[Extracted records]
[Start]

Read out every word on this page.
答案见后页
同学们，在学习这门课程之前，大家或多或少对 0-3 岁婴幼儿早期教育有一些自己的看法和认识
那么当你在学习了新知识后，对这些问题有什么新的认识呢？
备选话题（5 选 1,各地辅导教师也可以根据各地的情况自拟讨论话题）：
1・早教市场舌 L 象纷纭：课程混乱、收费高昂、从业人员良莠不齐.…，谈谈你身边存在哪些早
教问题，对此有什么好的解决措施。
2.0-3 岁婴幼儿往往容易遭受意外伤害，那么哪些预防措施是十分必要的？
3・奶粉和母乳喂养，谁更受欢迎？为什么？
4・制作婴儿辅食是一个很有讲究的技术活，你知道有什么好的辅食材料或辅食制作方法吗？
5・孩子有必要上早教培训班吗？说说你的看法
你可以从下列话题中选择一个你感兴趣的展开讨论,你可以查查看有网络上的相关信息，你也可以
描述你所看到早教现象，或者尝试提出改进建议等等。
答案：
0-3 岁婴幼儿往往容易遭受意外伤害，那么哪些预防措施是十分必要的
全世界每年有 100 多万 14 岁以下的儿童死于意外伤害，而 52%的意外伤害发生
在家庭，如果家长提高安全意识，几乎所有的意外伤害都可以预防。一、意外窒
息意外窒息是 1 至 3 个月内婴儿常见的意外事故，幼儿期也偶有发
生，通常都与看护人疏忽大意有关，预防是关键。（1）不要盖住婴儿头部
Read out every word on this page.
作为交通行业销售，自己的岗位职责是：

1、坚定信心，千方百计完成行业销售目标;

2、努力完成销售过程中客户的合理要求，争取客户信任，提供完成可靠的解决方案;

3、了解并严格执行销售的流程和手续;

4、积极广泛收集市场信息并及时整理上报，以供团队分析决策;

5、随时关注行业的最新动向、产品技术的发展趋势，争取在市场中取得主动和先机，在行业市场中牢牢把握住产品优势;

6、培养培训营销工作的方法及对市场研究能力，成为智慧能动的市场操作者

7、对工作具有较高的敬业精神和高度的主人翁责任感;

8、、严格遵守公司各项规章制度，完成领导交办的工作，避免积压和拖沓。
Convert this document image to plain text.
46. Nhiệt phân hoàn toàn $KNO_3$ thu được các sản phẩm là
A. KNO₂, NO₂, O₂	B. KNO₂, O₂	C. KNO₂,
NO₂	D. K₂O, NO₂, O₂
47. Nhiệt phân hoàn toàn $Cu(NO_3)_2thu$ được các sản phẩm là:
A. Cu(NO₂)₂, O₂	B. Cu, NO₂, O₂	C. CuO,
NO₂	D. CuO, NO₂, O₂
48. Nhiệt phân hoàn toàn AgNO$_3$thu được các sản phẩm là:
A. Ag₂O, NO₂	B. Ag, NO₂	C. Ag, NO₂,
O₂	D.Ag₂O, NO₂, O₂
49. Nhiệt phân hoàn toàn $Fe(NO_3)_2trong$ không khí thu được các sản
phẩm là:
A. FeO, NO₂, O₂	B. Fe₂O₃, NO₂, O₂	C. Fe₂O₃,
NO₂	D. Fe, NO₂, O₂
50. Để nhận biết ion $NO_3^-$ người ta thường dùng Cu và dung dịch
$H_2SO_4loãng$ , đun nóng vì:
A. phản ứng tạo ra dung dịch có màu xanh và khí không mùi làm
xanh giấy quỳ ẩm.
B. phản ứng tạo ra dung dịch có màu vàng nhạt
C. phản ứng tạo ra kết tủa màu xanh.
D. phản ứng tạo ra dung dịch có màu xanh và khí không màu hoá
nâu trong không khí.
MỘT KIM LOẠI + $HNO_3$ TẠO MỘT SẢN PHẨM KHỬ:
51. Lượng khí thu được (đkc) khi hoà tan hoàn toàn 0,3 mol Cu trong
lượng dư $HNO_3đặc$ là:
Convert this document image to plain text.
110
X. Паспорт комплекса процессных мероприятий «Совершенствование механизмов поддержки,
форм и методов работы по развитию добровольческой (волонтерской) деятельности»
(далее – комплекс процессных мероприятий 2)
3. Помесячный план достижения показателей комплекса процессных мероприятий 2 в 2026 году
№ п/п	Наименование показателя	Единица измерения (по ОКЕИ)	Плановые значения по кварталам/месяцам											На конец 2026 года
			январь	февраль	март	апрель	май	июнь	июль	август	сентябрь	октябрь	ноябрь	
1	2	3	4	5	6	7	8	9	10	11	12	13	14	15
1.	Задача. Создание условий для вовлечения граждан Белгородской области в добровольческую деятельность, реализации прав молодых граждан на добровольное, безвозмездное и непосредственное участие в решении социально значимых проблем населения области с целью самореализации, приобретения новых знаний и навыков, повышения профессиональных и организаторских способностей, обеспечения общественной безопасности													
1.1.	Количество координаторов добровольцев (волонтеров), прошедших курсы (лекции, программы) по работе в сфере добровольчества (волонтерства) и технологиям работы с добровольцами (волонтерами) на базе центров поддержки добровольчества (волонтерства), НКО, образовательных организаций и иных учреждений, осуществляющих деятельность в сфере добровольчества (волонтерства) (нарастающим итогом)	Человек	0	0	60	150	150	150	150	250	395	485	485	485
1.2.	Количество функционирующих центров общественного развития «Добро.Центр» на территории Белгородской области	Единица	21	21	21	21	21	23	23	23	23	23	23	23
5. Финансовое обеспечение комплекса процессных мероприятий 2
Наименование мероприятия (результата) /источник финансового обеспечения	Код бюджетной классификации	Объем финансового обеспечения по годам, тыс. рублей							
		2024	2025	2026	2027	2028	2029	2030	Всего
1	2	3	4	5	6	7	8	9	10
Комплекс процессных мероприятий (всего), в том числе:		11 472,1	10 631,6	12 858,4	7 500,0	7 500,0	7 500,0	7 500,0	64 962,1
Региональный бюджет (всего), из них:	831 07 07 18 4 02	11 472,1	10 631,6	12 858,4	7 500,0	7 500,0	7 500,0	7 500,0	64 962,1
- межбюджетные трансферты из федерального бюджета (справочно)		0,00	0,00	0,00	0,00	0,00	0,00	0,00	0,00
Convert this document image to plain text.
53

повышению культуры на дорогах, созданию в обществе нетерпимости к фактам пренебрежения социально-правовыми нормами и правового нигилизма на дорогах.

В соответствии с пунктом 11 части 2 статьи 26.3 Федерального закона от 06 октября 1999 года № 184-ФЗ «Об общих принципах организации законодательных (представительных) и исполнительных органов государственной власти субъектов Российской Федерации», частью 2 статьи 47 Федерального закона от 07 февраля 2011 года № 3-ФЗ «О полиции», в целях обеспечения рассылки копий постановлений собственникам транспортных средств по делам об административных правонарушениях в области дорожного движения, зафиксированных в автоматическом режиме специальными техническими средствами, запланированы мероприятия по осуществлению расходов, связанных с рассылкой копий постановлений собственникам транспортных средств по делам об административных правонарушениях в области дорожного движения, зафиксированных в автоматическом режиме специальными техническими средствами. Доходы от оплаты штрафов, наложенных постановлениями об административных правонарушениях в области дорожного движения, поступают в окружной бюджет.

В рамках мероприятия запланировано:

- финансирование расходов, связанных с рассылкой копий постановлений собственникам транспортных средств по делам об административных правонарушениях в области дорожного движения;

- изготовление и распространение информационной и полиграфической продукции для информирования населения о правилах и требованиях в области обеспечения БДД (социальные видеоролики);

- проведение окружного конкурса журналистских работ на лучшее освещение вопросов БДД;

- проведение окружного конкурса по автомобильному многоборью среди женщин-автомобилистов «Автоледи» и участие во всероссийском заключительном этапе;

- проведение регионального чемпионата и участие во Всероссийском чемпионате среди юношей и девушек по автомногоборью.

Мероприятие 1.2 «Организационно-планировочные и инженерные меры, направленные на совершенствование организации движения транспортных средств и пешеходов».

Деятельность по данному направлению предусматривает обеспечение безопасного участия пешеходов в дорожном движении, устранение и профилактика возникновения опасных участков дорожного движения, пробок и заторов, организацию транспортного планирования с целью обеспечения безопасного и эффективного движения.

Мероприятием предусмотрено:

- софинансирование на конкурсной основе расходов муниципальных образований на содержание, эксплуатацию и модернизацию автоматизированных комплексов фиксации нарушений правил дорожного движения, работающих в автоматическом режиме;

[End]

• [Task objective]
Show the lines of the records that include the string "целью".

• [Full response]
1.	Задача. Создание условий для вовлечения граждан Белгородской области в добровольческую деятельность, реализации прав молодых граждан на добровольное, безвозмездное и непосредственное участие в решении социально значимых проблем населения области с целью самореализации, приобретения новых знаний и навыков, повышения профессиональных и организаторских способностей, обеспечения общественной безопасности													
Деятельность по данному направлению предусматривает обеспечение безопасного участия пешеходов в дорожном движении, устранение и профилактика возникновения опасных участков дорожного движения, пробок и заторов, организацию транспортного планирования с целью обеспечения безопасного и эффективного движения.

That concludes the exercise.